What you have to do:
Identify every line in the material below that contains the word "eller", and copy each of those lines in full.

Records for the task:
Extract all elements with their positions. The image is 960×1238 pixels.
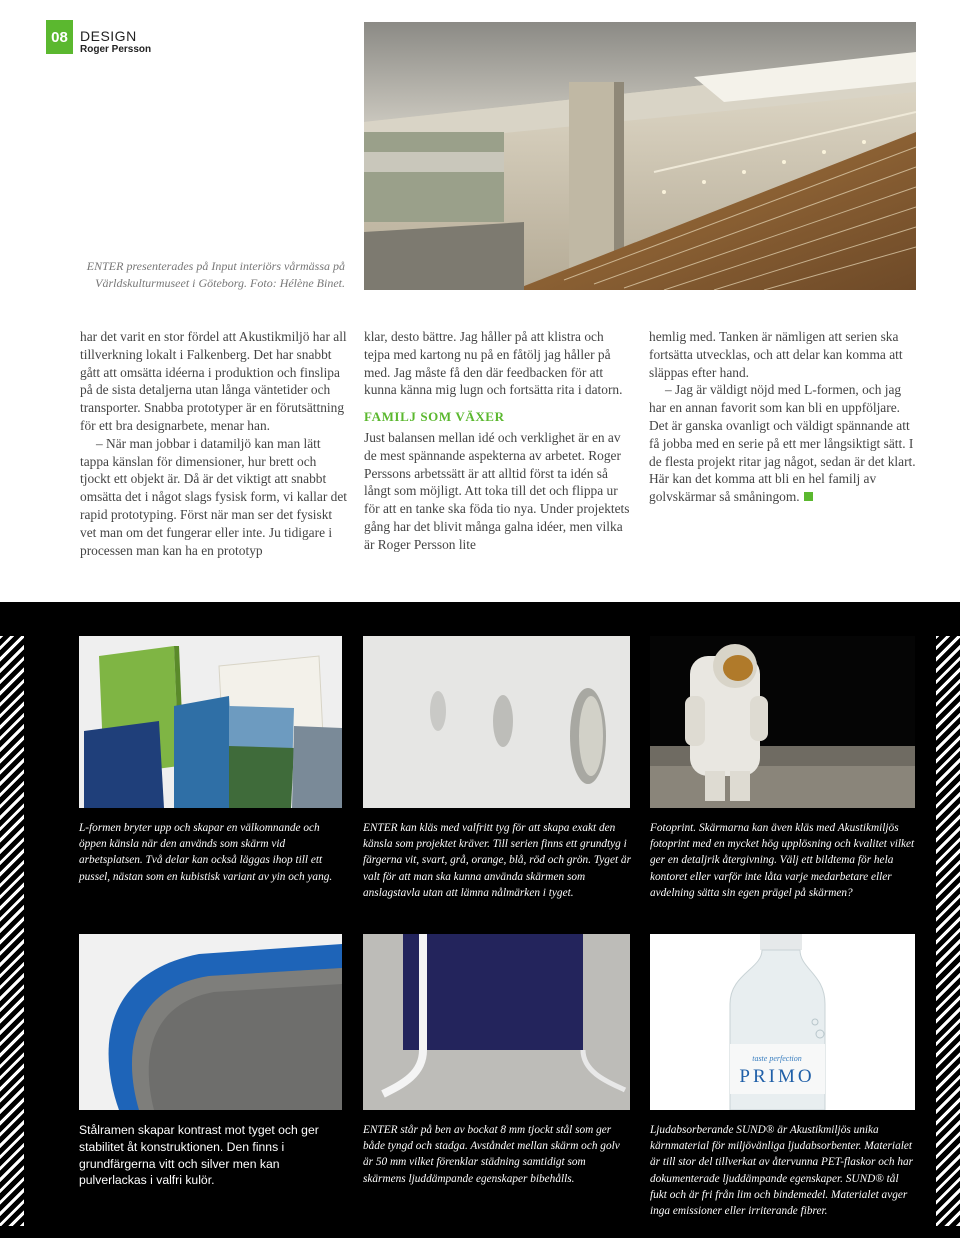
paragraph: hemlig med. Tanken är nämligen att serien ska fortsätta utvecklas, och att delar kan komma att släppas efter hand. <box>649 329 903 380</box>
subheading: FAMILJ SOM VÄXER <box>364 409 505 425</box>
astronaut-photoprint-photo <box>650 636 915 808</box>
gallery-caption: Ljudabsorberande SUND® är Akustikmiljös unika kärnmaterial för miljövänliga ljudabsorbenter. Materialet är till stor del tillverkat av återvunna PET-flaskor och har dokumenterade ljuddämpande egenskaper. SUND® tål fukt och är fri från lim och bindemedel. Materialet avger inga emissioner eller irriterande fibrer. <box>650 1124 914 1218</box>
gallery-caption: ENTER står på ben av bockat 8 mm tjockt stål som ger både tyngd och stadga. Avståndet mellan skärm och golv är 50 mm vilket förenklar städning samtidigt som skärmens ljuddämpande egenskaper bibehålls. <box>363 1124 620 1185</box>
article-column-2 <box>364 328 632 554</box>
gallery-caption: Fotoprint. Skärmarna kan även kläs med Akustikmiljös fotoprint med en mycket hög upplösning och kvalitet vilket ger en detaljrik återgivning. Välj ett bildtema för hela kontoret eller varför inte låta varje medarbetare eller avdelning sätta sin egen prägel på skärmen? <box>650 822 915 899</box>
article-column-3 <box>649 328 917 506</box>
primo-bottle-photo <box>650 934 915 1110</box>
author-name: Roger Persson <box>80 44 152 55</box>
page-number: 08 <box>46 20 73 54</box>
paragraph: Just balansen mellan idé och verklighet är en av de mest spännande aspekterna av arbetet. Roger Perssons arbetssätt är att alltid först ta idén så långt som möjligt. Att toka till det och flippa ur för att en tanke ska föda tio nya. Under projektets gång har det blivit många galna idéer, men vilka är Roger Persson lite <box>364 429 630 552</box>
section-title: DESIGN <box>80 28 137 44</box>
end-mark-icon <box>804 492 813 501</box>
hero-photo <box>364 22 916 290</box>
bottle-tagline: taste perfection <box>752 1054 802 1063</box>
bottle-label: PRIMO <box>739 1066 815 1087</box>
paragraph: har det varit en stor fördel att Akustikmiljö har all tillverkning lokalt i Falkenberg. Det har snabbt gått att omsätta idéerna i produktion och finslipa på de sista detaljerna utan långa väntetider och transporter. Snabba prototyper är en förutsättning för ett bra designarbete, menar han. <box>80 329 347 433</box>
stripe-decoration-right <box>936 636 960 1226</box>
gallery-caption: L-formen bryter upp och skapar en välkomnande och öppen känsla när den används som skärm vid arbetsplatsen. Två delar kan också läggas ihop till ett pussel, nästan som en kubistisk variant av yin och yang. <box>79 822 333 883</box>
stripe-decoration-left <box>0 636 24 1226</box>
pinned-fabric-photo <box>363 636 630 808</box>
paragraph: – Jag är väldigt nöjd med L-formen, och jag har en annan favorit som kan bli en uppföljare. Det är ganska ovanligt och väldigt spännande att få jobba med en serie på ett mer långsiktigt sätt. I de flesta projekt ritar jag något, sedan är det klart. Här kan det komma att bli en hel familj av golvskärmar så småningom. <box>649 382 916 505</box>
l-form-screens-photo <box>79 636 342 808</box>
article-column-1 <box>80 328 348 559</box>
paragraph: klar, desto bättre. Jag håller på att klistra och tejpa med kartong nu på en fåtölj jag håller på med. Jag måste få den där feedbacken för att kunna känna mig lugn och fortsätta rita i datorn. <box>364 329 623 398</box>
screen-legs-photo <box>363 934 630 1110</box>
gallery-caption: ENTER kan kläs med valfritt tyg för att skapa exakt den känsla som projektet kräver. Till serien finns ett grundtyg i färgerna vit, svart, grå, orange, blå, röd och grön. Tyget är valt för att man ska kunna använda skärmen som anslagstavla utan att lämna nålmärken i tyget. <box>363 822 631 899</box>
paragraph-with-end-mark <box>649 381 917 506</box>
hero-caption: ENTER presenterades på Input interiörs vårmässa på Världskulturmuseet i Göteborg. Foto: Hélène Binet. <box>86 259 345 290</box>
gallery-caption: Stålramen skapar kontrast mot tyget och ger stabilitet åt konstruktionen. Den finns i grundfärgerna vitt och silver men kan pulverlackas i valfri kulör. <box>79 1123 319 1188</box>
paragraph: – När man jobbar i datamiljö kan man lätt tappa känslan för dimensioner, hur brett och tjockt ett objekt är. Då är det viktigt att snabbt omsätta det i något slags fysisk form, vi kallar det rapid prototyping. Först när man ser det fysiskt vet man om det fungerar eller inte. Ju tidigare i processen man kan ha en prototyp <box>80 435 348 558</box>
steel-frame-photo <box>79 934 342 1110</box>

Task result:
gallery-caption: Ljudabsorberande SUND® är Akustikmiljös unika kärnmaterial för miljövänliga ljudabsorbenter. Materialet är till stor del tillverkat av återvunna PET-flaskor och har dokumenterade ljuddämpande egenskaper. SUND® tål fukt och är fri från lim och bindemedel. Materialet avger inga emissioner eller irriterande fibrer. <box>650 1124 914 1218</box>
gallery-caption: Fotoprint. Skärmarna kan även kläs med Akustikmiljös fotoprint med en mycket hög upplösning och kvalitet vilket ger en detaljrik återgivning. Välj ett bildtema för hela kontoret eller varför inte låta varje medarbetare eller avdelning sätta sin egen prägel på skärmen? <box>650 822 915 899</box>
paragraph: – När man jobbar i datamiljö kan man lätt tappa känslan för dimensioner, hur brett och tjockt ett objekt är. Då är det viktigt att snabbt omsätta det i något slags fysisk form, vi kallar det rapid prototyping. Först när man ser det fysiskt vet man om det fungerar eller inte. Ju tidigare i processen man kan ha en prototyp <box>80 435 348 558</box>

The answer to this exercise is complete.